_What this task involves_
Drop every picture and give the entries back exactly.

_Input for this task_

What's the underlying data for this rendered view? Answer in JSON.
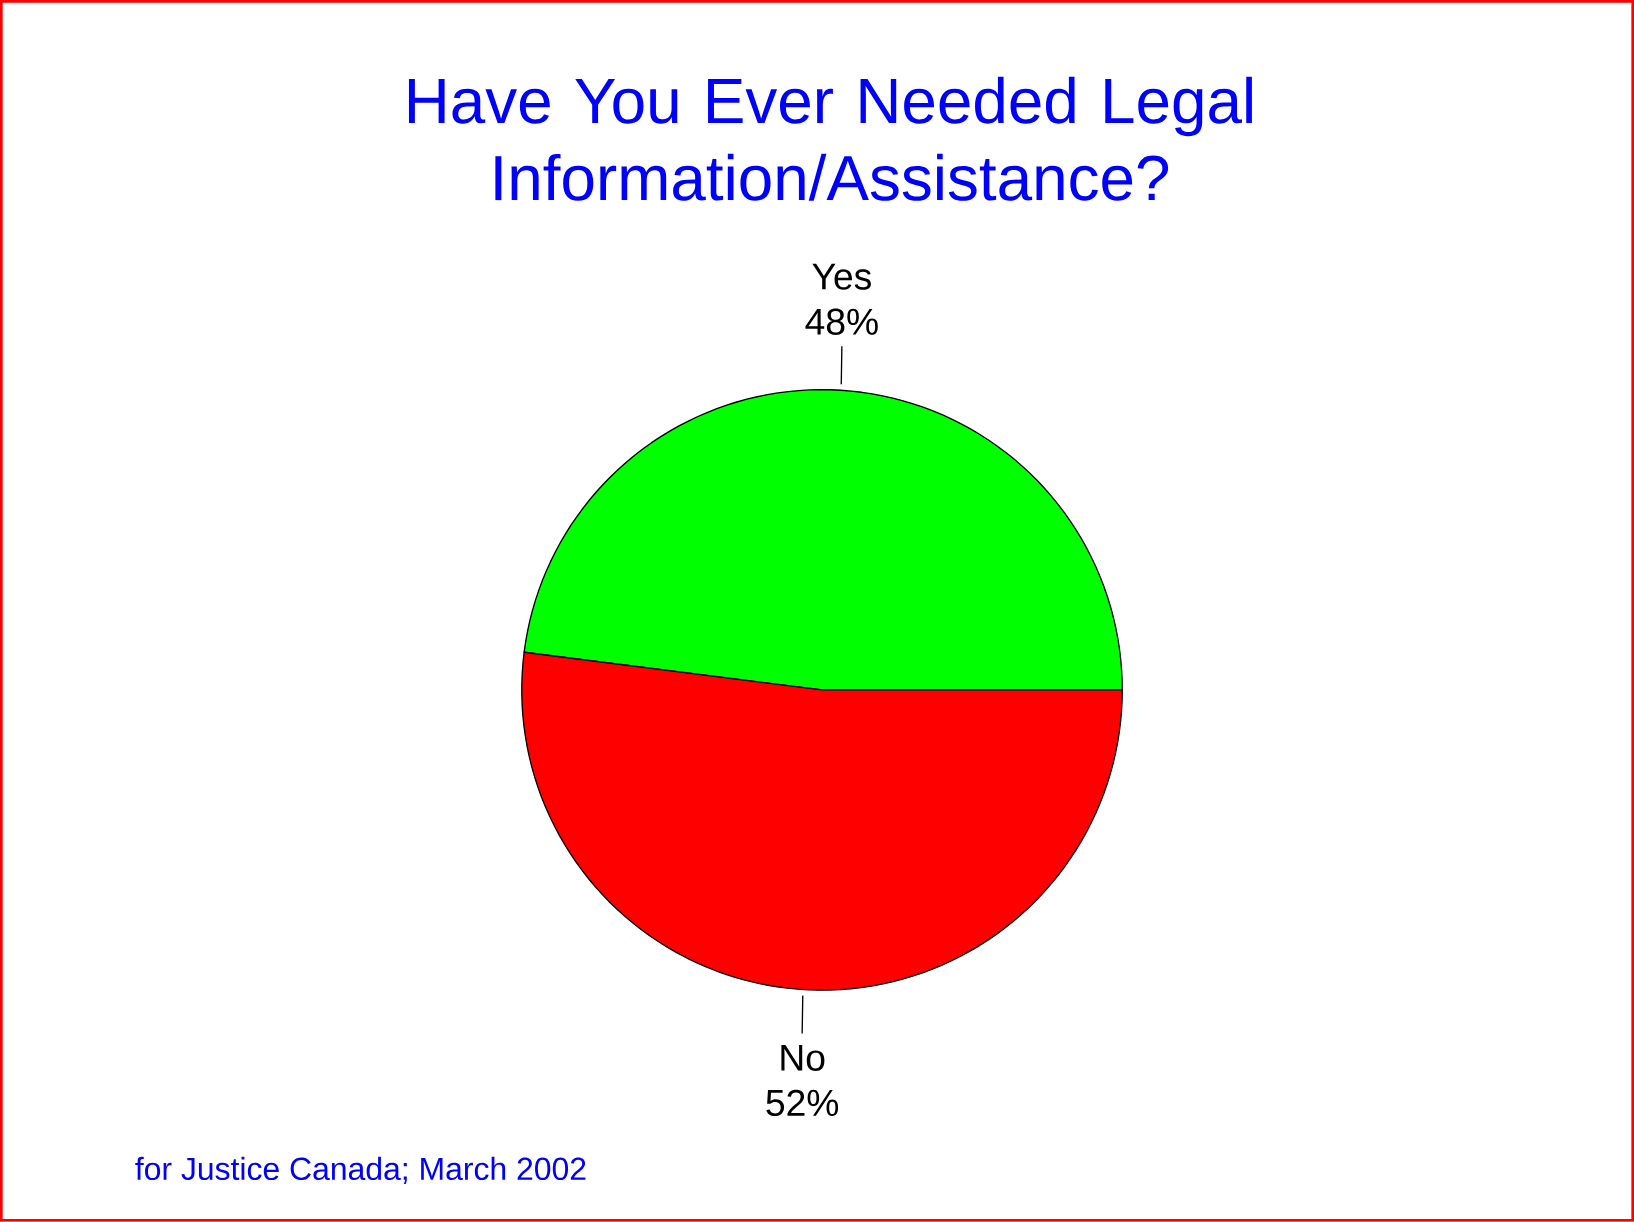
{
  "chart_data": {
    "type": "pie",
    "title": "Have You Ever Needed Legal Information/Assistance?",
    "categories": [
      "Yes",
      "No"
    ],
    "values": [
      48,
      52
    ],
    "colors": [
      "#00ff00",
      "#ff0000"
    ],
    "value_labels": [
      "48%",
      "52%"
    ],
    "annotations": [
      "for Justice Canada; March 2002"
    ]
  }
}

_Response for this exercise_
What's the underlying data for this rendered view? Answer in JSON.
{
  "chart_data": {
    "type": "pie",
    "title": "Have You Ever Needed Legal Information/Assistance?",
    "categories": [
      "Yes",
      "No"
    ],
    "values": [
      48,
      52
    ],
    "colors": [
      "#00ff00",
      "#ff0000"
    ],
    "value_labels": [
      "48%",
      "52%"
    ],
    "annotations": [
      "for Justice Canada; March 2002"
    ]
  }
}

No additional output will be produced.